--- BEGIN Listed records ---
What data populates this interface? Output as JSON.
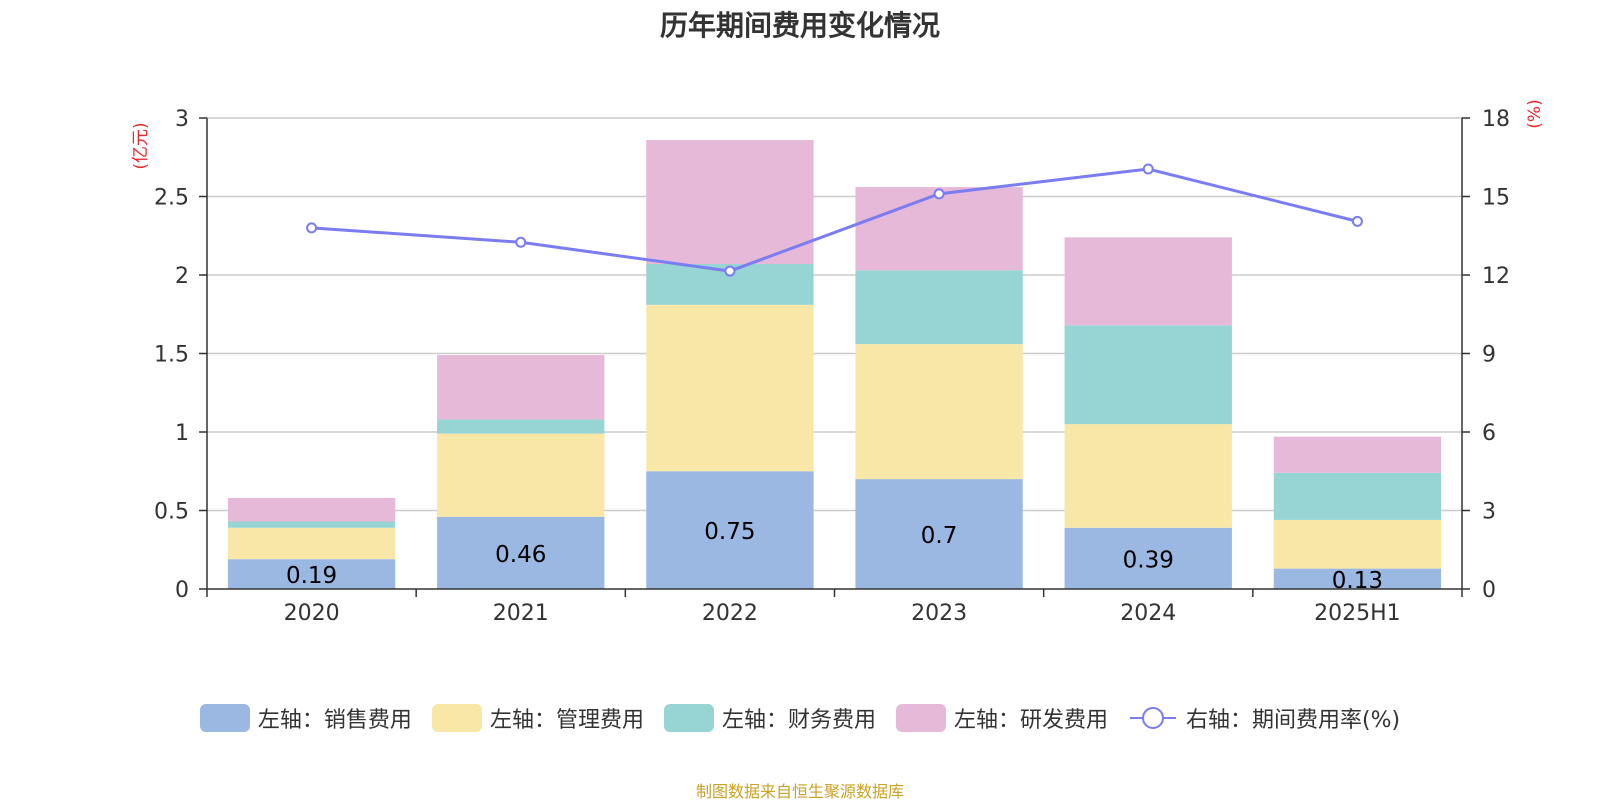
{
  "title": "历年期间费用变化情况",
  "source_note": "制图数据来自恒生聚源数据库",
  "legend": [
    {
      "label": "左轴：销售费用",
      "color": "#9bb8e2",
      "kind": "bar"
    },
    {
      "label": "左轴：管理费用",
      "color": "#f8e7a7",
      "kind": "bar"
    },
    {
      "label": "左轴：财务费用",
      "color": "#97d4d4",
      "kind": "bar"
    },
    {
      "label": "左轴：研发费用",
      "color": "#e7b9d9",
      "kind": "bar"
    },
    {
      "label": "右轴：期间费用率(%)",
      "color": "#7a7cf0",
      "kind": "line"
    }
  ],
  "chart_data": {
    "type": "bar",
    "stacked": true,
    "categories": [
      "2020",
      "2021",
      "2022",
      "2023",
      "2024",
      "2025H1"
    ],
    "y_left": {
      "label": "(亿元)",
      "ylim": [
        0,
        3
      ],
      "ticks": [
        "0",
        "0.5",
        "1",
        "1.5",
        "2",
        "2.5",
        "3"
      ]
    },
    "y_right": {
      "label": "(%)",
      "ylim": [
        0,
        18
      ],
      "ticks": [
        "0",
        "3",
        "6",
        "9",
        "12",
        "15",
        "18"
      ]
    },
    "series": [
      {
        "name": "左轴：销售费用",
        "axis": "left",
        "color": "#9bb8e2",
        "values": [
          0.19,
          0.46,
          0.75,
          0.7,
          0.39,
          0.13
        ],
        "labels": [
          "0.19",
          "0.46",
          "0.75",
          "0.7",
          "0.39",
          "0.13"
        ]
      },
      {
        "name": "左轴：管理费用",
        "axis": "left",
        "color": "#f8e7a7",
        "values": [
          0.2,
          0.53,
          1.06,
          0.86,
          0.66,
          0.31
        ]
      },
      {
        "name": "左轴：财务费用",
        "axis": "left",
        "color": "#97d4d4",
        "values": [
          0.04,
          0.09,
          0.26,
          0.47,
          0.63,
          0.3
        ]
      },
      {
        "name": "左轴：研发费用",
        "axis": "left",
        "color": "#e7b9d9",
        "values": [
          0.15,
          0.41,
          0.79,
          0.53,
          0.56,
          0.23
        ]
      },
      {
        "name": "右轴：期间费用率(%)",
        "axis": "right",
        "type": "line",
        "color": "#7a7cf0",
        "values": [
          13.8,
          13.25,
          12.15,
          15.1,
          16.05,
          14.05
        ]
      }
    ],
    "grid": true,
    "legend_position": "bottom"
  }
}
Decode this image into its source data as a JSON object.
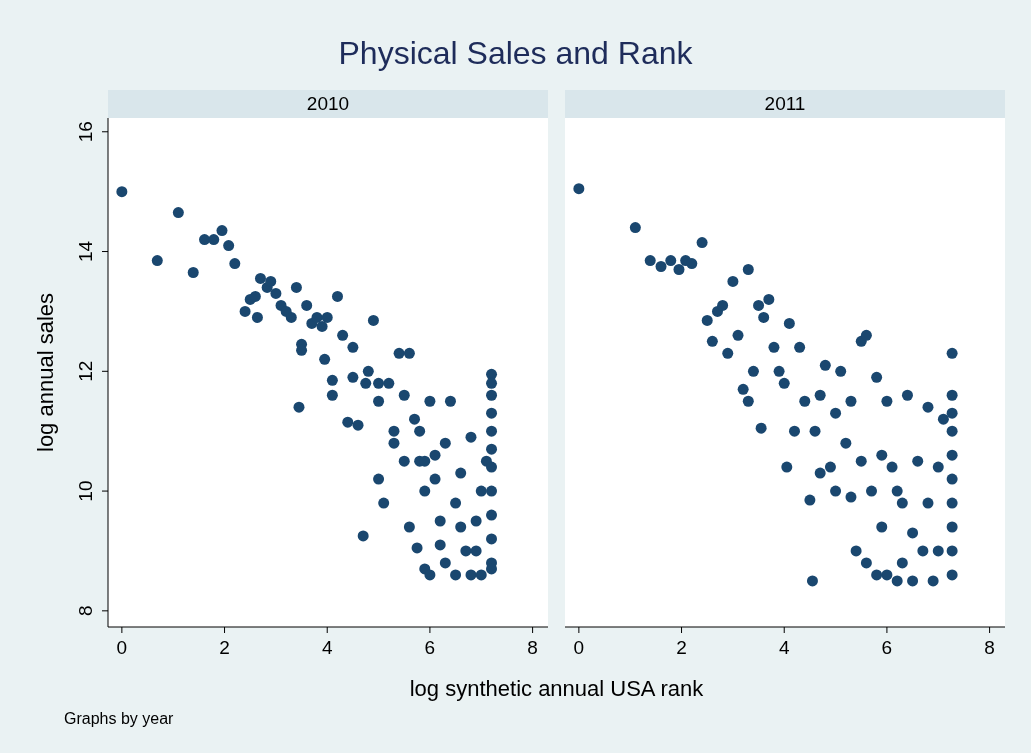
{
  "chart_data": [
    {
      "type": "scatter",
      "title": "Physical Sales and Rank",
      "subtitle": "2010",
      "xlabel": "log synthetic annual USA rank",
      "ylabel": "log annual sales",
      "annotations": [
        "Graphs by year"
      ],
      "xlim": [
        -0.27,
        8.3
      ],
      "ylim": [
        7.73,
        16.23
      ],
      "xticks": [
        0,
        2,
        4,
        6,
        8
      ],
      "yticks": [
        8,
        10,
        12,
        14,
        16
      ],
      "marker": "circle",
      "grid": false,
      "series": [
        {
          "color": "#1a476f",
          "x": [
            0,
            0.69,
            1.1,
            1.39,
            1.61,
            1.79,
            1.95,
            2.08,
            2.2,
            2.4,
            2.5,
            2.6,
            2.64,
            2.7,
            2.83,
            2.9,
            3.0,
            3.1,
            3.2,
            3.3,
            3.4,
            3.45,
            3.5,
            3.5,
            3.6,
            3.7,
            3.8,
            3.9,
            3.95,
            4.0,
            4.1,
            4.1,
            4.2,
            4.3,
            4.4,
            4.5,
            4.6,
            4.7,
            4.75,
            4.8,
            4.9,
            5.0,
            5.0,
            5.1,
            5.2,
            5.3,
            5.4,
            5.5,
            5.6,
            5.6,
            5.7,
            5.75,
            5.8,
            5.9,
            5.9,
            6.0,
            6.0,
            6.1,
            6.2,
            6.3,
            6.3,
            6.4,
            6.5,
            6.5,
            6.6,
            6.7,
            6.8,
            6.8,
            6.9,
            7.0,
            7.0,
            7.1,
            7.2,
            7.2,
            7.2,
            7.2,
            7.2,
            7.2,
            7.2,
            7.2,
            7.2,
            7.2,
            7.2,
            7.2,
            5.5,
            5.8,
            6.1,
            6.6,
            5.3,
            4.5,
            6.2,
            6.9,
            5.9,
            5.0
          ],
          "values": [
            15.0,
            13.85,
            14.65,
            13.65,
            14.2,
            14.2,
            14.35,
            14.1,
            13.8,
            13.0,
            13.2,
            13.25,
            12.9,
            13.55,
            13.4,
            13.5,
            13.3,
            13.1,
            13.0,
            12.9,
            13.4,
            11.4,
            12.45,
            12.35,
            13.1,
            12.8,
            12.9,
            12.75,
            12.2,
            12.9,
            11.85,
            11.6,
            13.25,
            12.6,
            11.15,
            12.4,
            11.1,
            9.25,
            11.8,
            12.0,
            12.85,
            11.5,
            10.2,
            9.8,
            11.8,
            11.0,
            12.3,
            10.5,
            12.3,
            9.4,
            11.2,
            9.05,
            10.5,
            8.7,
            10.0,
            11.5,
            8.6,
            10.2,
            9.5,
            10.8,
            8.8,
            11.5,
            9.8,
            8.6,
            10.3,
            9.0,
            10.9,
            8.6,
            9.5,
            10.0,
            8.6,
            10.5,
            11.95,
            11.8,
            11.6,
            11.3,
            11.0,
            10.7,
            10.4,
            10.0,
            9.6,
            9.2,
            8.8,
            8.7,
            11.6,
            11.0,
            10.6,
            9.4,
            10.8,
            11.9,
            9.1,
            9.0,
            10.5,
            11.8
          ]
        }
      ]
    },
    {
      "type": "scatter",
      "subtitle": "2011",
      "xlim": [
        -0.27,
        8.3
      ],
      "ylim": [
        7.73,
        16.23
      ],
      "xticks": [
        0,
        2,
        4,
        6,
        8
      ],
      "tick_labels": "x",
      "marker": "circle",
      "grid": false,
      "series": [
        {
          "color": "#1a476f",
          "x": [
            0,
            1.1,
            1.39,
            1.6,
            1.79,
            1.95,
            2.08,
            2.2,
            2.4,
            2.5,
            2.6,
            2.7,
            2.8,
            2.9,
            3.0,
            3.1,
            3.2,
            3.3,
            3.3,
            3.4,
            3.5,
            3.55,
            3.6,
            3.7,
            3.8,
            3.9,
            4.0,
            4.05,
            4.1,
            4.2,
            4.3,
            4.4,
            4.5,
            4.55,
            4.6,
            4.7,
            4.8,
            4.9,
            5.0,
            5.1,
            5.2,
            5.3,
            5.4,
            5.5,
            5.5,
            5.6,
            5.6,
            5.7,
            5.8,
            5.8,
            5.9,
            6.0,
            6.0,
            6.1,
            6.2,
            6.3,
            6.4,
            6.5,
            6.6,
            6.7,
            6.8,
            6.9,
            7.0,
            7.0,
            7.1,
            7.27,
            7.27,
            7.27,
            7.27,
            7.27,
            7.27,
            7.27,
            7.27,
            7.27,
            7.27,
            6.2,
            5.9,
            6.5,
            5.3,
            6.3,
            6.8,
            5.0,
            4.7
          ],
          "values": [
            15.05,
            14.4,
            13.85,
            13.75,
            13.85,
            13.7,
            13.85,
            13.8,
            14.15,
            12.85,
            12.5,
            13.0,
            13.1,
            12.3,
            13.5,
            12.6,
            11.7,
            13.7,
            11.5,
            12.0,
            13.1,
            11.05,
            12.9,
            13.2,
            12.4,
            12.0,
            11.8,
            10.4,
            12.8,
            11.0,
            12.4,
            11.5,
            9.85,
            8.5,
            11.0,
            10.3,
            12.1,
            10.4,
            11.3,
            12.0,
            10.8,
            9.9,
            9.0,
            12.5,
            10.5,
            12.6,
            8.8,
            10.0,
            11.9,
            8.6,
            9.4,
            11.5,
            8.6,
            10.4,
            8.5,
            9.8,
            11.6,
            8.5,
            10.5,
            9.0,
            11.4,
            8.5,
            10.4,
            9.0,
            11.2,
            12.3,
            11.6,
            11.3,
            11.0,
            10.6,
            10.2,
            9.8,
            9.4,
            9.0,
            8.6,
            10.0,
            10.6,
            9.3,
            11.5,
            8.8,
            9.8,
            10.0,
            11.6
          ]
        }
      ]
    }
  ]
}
--- END Listed records ---
Of all the lines above, how many contain the word "type"? Answer with only the number.

# [Exercise result]
4